Analysis reveals true MSK burden

An analysis of GP visits sheds light on the real-life burden of musculoskeletal (MSK) disease on the healthcare system, finding one in 10 adults have osteoarthritis.

The study draws on the de-identified data of over 1.5 million adult patients who attended over 550 general practices across Australia between 2000 and 2016, setting it apart from other research on MSK prevalence rates which are largely informed by self-reported surveys, the authors point out.

They found almost 17% of patients attending general practice had MSK disease, with arthritis the most common (9.5%) followed by chronic back pain (6.7%).

Some 1.6% had gout, 1.2 % had osteoporosis, 1.1 % had spondyloarthropathies and 0.9% had rheumatoid arthritis.

The total burden of MSK disease eats up 9% of health expenditure each year, totalling approximately $5.7 billion.

There was variation in the distribution of arthritis and chronic back pain according to age and sex, with chronic back pain between 20% to 53% more common in men aged 20-49 than in women of the same age.

The figures revealed that arthritis rates were similar in both genders in the younger years but after the age of 50 women were 29% more likely to have the condition than men.

MSK disease was more common in the elderly and in those in lower socioeconomic groups, affecting 21.7% of healthcare or pension card holders and 24.1% of Department of Veterans Affairs card holders compared to 13.3% of those without.

Disease was also more common in smokers, with 20.5% diagnosed with a MSK condition compared to 16.8% of non-smokers.

The study also found marked variation between the states, the widest variation between Tasmania (19.4) and the Northern Territory (10.2%).

This something that has not been reported before in Australia and is “difficult to explain”, wrote David Alejandro Gonzalez-Chica and colleagues in BMC Musculoskeletal Disorders.

However it may relate to variation in access to general practice – notoriously worse in non-urban areas – and the levels at which GPs record the reasons for consultation.

Prevalence of MSK is also lower in remote Australia (14.6%) compared to major cities (16.4%), according to the findings.

The authors noted that their prevalence rates – drawn from Medicine Insight dataset – are similar to what has been reported in previous studies, however their data has the advantage of being based on medical diagnosis and a national sample.

This is something which is “scarce in the scientific literature”, they write, as most other research on the topic has been based on self-reported surveys, aside from research using the Bettering the Evaluation and Care of Health (BEACH) program which uses data from a random sample of general practices.

§ **Entries drawn from a collection**
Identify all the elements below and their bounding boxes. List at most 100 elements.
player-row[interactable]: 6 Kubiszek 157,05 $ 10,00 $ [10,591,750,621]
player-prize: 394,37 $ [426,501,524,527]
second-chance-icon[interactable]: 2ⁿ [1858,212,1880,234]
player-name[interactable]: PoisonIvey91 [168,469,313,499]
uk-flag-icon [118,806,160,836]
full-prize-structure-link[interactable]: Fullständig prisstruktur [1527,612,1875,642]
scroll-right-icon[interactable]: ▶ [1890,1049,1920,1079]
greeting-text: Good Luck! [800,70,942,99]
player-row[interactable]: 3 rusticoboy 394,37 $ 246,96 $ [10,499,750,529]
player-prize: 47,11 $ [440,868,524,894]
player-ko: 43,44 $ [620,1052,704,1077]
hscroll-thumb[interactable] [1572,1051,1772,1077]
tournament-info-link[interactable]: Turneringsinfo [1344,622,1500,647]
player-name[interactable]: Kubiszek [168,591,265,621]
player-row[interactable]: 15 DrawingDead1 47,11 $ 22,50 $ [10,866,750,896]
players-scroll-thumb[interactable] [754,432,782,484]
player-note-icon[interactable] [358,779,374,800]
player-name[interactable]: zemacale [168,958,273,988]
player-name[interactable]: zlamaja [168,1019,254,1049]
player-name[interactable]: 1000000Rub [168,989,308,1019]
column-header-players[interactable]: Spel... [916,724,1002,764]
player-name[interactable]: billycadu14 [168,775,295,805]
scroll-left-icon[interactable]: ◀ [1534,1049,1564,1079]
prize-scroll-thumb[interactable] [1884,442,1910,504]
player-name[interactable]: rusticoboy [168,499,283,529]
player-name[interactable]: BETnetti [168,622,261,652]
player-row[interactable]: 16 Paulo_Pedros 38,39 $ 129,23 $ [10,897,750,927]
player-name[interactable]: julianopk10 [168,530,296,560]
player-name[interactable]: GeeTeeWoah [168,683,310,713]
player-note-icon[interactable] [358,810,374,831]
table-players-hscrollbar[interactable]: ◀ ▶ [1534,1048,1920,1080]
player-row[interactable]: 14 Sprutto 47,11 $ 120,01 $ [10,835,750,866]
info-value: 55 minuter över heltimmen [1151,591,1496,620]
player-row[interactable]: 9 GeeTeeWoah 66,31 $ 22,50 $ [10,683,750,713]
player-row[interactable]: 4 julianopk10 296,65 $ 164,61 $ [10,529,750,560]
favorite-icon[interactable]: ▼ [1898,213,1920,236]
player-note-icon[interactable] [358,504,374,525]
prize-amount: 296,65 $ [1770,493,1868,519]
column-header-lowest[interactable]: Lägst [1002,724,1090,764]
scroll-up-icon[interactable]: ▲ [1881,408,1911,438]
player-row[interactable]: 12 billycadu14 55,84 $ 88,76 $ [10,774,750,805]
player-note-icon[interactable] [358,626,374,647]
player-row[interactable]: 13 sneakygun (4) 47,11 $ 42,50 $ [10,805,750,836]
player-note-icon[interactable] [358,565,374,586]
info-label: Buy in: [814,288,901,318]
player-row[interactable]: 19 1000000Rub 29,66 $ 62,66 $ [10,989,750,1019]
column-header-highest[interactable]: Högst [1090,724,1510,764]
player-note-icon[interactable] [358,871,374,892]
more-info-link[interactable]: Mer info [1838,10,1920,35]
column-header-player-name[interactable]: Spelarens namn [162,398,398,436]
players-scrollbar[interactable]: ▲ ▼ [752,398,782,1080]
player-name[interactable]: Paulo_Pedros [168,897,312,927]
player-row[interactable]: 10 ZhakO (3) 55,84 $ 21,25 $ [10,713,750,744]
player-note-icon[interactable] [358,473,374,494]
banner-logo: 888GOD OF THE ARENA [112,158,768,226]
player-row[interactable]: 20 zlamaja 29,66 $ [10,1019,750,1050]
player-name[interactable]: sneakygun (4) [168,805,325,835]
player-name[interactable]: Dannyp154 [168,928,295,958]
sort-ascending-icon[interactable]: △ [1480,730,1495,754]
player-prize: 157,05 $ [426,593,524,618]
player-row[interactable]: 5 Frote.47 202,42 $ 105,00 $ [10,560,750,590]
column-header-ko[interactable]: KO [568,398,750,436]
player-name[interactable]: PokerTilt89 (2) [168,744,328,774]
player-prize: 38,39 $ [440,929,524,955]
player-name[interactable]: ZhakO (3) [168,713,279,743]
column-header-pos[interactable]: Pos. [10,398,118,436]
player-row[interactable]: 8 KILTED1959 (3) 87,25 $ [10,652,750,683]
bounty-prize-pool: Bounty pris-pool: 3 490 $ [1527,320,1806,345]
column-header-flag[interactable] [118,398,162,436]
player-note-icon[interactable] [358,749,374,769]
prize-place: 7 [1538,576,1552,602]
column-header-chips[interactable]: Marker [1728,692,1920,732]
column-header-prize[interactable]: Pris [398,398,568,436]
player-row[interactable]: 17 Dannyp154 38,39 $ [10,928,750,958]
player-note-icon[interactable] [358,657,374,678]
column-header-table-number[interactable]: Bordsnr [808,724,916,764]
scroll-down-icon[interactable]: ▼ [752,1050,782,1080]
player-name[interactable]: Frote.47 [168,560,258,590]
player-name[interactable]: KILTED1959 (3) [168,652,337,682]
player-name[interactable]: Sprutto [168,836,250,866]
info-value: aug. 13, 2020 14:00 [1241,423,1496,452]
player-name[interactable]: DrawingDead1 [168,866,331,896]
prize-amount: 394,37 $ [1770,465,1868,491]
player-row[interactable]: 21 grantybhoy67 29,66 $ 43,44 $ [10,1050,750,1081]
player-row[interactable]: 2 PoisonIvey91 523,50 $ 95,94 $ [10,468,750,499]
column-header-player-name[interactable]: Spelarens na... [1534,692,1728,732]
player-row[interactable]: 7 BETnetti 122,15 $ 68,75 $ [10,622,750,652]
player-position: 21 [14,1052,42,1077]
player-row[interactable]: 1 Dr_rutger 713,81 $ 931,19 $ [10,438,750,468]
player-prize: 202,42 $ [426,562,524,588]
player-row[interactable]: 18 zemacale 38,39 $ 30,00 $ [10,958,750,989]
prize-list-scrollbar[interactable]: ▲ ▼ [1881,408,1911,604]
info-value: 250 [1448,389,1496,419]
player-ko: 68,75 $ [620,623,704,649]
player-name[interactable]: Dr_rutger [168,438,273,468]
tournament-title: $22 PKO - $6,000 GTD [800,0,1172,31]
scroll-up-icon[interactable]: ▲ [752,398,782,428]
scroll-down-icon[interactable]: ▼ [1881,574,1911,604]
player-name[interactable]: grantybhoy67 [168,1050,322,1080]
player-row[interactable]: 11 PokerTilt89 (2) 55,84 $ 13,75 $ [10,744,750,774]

§ **Instructions to follow**
Reproduce the portion of the article on musculoskeletal disease starting at "Prevalence of MSK" and ending at "a national sample.", substituting "metropolitan areas" for "major cities". The records are separate material, unconnected to the article on musculoskeletal disease.

§ **Expected answer**
Prevalence of MSK is also lower in remote Australia (14.6%) compared to metropolitan areas (16.4%), according to the findings.

The authors noted that their prevalence rates – drawn from Medicine Insight dataset – are similar to what has been reported in previous studies, however their data has the advantage of being based on medical diagnosis and a national sample.